**Some records:**
start
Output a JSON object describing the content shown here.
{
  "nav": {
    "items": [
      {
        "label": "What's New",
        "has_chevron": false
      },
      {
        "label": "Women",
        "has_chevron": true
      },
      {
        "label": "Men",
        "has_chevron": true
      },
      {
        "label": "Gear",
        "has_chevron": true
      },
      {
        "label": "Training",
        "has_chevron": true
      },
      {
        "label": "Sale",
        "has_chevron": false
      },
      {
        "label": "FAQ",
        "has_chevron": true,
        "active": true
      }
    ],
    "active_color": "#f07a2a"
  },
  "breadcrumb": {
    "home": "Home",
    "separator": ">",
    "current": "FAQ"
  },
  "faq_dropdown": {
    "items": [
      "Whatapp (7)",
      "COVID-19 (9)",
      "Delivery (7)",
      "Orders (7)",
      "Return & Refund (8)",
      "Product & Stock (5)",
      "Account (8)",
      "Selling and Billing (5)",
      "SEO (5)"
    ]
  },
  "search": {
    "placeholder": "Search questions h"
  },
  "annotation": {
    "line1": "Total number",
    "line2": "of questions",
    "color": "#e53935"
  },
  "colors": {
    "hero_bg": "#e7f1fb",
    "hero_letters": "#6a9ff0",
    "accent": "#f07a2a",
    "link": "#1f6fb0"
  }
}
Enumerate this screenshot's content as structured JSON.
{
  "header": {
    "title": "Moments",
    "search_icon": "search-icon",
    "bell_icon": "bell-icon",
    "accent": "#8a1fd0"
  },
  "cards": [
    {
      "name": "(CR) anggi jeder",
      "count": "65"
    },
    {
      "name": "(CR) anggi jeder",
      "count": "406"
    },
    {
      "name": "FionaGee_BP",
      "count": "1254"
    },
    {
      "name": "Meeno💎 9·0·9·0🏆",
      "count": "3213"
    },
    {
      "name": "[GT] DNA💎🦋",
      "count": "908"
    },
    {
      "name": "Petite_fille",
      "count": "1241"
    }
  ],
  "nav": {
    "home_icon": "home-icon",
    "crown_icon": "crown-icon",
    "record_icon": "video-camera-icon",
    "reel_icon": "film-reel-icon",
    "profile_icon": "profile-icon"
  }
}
end
**Set problem:** Reproduce only those lines of the entries above that run from the line with "Enumerate this screenshot's" to the final line.

**Full solution:**
Enumerate this screenshot's content as structured JSON.
{
  "header": {
    "title": "Moments",
    "search_icon": "search-icon",
    "bell_icon": "bell-icon",
    "accent": "#8a1fd0"
  },
  "cards": [
    {
      "name": "(CR) anggi jeder",
      "count": "65"
    },
    {
      "name": "(CR) anggi jeder",
      "count": "406"
    },
    {
      "name": "FionaGee_BP",
      "count": "1254"
    },
    {
      "name": "Meeno💎 9·0·9·0🏆",
      "count": "3213"
    },
    {
      "name": "[GT] DNA💎🦋",
      "count": "908"
    },
    {
      "name": "Petite_fille",
      "count": "1241"
    }
  ],
  "nav": {
    "home_icon": "home-icon",
    "crown_icon": "crown-icon",
    "record_icon": "video-camera-icon",
    "reel_icon": "film-reel-icon",
    "profile_icon": "profile-icon"
  }
}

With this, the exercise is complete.